YOUR GOAL:
Please write out the material that follows, exactly as it stands.

RECORDED DATA:

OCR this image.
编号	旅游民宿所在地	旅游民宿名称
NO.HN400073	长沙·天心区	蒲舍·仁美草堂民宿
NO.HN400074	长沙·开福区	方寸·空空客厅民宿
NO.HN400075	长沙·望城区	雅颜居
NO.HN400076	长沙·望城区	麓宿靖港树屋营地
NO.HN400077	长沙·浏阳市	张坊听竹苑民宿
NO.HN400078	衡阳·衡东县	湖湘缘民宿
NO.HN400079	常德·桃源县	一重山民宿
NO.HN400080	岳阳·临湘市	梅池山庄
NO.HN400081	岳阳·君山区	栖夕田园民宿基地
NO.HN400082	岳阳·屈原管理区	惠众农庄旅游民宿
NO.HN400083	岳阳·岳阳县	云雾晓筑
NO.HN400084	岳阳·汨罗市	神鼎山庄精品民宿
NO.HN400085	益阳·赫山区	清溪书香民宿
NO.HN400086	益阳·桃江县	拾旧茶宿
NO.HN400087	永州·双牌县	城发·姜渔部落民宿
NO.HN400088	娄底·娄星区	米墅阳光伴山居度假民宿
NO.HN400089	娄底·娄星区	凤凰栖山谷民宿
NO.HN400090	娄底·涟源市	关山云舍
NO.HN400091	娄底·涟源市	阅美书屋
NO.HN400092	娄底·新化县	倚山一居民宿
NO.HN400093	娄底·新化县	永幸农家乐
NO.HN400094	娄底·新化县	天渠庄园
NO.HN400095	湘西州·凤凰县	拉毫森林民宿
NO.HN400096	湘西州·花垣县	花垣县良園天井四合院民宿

EXPECTED ANSWER:
OCR this image.
编号	旅游民宿所在地	旅游民宿名称
NO.HN400073	长沙·天心区	蒲舍·仁美草堂民宿
NO.HN400074	长沙·开福区	方寸·空空客厅民宿
NO.HN400075	长沙·望城区	雅颜居
NO.HN400076	长沙·望城区	麓宿靖港树屋营地
NO.HN400077	长沙·浏阳市	张坊听竹苑民宿
NO.HN400078	衡阳·衡东县	湖湘缘民宿
NO.HN400079	常德·桃源县	一重山民宿
NO.HN400080	岳阳·临湘市	梅池山庄
NO.HN400081	岳阳·君山区	栖夕田园民宿基地
NO.HN400082	岳阳·屈原管理区	惠众农庄旅游民宿
NO.HN400083	岳阳·岳阳县	云雾晓筑
NO.HN400084	岳阳·汨罗市	神鼎山庄精品民宿
NO.HN400085	益阳·赫山区	清溪书香民宿
NO.HN400086	益阳·桃江县	拾旧茶宿
NO.HN400087	永州·双牌县	城发·姜渔部落民宿
NO.HN400088	娄底·娄星区	米墅阳光伴山居度假民宿
NO.HN400089	娄底·娄星区	凤凰栖山谷民宿
NO.HN400090	娄底·涟源市	关山云舍
NO.HN400091	娄底·涟源市	阅美书屋
NO.HN400092	娄底·新化县	倚山一居民宿
NO.HN400093	娄底·新化县	永幸农家乐
NO.HN400094	娄底·新化县	天渠庄园
NO.HN400095	湘西州·凤凰县	拉毫森林民宿
NO.HN400096	湘西州·花垣县	花垣县良園天井四合院民宿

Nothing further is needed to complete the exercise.